_DATA SUPPLIED_
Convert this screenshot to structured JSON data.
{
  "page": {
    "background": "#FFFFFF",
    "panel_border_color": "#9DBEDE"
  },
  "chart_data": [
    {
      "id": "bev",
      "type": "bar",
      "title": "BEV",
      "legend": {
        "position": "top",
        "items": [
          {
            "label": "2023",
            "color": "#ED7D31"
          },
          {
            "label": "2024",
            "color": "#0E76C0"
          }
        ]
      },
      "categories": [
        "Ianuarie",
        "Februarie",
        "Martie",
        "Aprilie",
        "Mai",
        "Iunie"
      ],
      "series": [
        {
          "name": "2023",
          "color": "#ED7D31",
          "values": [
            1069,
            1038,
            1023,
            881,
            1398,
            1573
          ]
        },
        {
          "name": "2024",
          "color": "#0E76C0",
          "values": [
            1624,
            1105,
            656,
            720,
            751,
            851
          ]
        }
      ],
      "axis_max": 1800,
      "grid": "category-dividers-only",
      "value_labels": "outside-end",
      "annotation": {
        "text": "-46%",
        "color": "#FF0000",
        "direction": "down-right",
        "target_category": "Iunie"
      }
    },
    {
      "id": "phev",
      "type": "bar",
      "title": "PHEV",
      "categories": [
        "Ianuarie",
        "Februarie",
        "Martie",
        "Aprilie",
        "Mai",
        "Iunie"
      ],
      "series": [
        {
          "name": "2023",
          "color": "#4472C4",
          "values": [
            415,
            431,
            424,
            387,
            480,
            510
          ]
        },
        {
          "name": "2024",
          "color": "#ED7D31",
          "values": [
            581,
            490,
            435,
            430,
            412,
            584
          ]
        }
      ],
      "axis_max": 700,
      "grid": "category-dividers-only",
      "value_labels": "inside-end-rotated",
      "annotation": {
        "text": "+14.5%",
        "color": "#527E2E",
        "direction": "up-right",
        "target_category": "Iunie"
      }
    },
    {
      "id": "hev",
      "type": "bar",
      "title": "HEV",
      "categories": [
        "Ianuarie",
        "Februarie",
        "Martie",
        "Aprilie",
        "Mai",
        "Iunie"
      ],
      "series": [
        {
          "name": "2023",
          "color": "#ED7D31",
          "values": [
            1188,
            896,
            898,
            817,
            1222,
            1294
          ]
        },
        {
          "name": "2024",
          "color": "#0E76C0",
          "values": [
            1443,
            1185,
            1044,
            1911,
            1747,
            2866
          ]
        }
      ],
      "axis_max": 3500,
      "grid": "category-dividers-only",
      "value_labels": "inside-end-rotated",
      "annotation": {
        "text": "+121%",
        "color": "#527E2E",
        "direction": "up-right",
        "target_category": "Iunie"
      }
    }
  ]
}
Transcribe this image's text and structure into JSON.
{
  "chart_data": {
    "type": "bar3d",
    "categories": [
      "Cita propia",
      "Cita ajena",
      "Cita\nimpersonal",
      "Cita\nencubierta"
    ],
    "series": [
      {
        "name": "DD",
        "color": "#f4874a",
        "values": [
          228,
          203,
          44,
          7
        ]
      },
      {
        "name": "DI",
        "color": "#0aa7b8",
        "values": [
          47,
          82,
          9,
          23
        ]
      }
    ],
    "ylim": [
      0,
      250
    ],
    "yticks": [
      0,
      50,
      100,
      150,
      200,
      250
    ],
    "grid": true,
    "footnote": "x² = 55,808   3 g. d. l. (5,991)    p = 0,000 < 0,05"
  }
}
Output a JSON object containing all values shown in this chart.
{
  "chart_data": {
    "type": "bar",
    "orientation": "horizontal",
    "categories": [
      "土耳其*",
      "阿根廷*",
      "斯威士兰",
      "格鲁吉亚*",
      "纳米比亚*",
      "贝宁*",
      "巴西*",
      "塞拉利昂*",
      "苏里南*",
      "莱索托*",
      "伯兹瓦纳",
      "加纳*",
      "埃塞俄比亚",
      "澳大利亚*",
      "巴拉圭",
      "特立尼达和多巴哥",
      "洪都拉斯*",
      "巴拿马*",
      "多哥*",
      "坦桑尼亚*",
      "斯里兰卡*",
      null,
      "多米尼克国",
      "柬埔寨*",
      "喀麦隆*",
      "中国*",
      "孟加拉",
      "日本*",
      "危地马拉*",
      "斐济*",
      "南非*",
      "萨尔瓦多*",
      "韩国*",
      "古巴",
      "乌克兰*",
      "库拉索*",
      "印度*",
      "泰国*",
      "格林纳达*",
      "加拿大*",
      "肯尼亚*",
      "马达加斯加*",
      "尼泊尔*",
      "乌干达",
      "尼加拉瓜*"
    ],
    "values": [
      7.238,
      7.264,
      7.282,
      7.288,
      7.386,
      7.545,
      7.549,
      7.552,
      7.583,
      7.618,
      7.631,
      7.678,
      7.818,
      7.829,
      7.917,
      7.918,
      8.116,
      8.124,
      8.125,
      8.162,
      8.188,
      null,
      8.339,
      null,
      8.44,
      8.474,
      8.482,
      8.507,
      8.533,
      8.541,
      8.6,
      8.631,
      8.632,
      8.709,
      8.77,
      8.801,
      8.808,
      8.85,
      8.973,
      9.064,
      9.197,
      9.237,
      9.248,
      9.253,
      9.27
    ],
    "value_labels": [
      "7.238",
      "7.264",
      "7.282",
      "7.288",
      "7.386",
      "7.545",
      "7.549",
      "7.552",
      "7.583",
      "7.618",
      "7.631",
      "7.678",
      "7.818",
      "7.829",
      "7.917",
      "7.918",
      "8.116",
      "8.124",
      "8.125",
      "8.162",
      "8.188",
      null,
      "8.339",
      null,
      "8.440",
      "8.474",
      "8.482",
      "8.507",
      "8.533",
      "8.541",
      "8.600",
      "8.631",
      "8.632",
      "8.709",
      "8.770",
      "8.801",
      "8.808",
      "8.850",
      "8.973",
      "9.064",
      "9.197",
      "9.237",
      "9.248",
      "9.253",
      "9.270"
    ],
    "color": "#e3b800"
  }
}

_INSTRUCTIONS TO FOLLOW_
Print the material above once more, exactly.

_SOLVED PROBLEM_
Convert this screenshot to structured JSON data.
{
  "page": {
    "background": "#FFFFFF",
    "panel_border_color": "#9DBEDE"
  },
  "chart_data": [
    {
      "id": "bev",
      "type": "bar",
      "title": "BEV",
      "legend": {
        "position": "top",
        "items": [
          {
            "label": "2023",
            "color": "#ED7D31"
          },
          {
            "label": "2024",
            "color": "#0E76C0"
          }
        ]
      },
      "categories": [
        "Ianuarie",
        "Februarie",
        "Martie",
        "Aprilie",
        "Mai",
        "Iunie"
      ],
      "series": [
        {
          "name": "2023",
          "color": "#ED7D31",
          "values": [
            1069,
            1038,
            1023,
            881,
            1398,
            1573
          ]
        },
        {
          "name": "2024",
          "color": "#0E76C0",
          "values": [
            1624,
            1105,
            656,
            720,
            751,
            851
          ]
        }
      ],
      "axis_max": 1800,
      "grid": "category-dividers-only",
      "value_labels": "outside-end",
      "annotation": {
        "text": "-46%",
        "color": "#FF0000",
        "direction": "down-right",
        "target_category": "Iunie"
      }
    },
    {
      "id": "phev",
      "type": "bar",
      "title": "PHEV",
      "categories": [
        "Ianuarie",
        "Februarie",
        "Martie",
        "Aprilie",
        "Mai",
        "Iunie"
      ],
      "series": [
        {
          "name": "2023",
          "color": "#4472C4",
          "values": [
            415,
            431,
            424,
            387,
            480,
            510
          ]
        },
        {
          "name": "2024",
          "color": "#ED7D31",
          "values": [
            581,
            490,
            435,
            430,
            412,
            584
          ]
        }
      ],
      "axis_max": 700,
      "grid": "category-dividers-only",
      "value_labels": "inside-end-rotated",
      "annotation": {
        "text": "+14.5%",
        "color": "#527E2E",
        "direction": "up-right",
        "target_category": "Iunie"
      }
    },
    {
      "id": "hev",
      "type": "bar",
      "title": "HEV",
      "categories": [
        "Ianuarie",
        "Februarie",
        "Martie",
        "Aprilie",
        "Mai",
        "Iunie"
      ],
      "series": [
        {
          "name": "2023",
          "color": "#ED7D31",
          "values": [
            1188,
            896,
            898,
            817,
            1222,
            1294
          ]
        },
        {
          "name": "2024",
          "color": "#0E76C0",
          "values": [
            1443,
            1185,
            1044,
            1911,
            1747,
            2866
          ]
        }
      ],
      "axis_max": 3500,
      "grid": "category-dividers-only",
      "value_labels": "inside-end-rotated",
      "annotation": {
        "text": "+121%",
        "color": "#527E2E",
        "direction": "up-right",
        "target_category": "Iunie"
      }
    }
  ]
}
Transcribe this image's text and structure into JSON.
{
  "chart_data": {
    "type": "bar3d",
    "categories": [
      "Cita propia",
      "Cita ajena",
      "Cita\nimpersonal",
      "Cita\nencubierta"
    ],
    "series": [
      {
        "name": "DD",
        "color": "#f4874a",
        "values": [
          228,
          203,
          44,
          7
        ]
      },
      {
        "name": "DI",
        "color": "#0aa7b8",
        "values": [
          47,
          82,
          9,
          23
        ]
      }
    ],
    "ylim": [
      0,
      250
    ],
    "yticks": [
      0,
      50,
      100,
      150,
      200,
      250
    ],
    "grid": true,
    "footnote": "x² = 55,808   3 g. d. l. (5,991)    p = 0,000 < 0,05"
  }
}
Output a JSON object containing all values shown in this chart.
{
  "chart_data": {
    "type": "bar",
    "orientation": "horizontal",
    "categories": [
      "土耳其*",
      "阿根廷*",
      "斯威士兰",
      "格鲁吉亚*",
      "纳米比亚*",
      "贝宁*",
      "巴西*",
      "塞拉利昂*",
      "苏里南*",
      "莱索托*",
      "伯兹瓦纳",
      "加纳*",
      "埃塞俄比亚",
      "澳大利亚*",
      "巴拉圭",
      "特立尼达和多巴哥",
      "洪都拉斯*",
      "巴拿马*",
      "多哥*",
      "坦桑尼亚*",
      "斯里兰卡*",
      null,
      "多米尼克国",
      "柬埔寨*",
      "喀麦隆*",
      "中国*",
      "孟加拉",
      "日本*",
      "危地马拉*",
      "斐济*",
      "南非*",
      "萨尔瓦多*",
      "韩国*",
      "古巴",
      "乌克兰*",
      "库拉索*",
      "印度*",
      "泰国*",
      "格林纳达*",
      "加拿大*",
      "肯尼亚*",
      "马达加斯加*",
      "尼泊尔*",
      "乌干达",
      "尼加拉瓜*"
    ],
    "values": [
      7.238,
      7.264,
      7.282,
      7.288,
      7.386,
      7.545,
      7.549,
      7.552,
      7.583,
      7.618,
      7.631,
      7.678,
      7.818,
      7.829,
      7.917,
      7.918,
      8.116,
      8.124,
      8.125,
      8.162,
      8.188,
      null,
      8.339,
      null,
      8.44,
      8.474,
      8.482,
      8.507,
      8.533,
      8.541,
      8.6,
      8.631,
      8.632,
      8.709,
      8.77,
      8.801,
      8.808,
      8.85,
      8.973,
      9.064,
      9.197,
      9.237,
      9.248,
      9.253,
      9.27
    ],
    "value_labels": [
      "7.238",
      "7.264",
      "7.282",
      "7.288",
      "7.386",
      "7.545",
      "7.549",
      "7.552",
      "7.583",
      "7.618",
      "7.631",
      "7.678",
      "7.818",
      "7.829",
      "7.917",
      "7.918",
      "8.116",
      "8.124",
      "8.125",
      "8.162",
      "8.188",
      null,
      "8.339",
      null,
      "8.440",
      "8.474",
      "8.482",
      "8.507",
      "8.533",
      "8.541",
      "8.600",
      "8.631",
      "8.632",
      "8.709",
      "8.770",
      "8.801",
      "8.808",
      "8.850",
      "8.973",
      "9.064",
      "9.197",
      "9.237",
      "9.248",
      "9.253",
      "9.270"
    ],
    "color": "#e3b800"
  }
}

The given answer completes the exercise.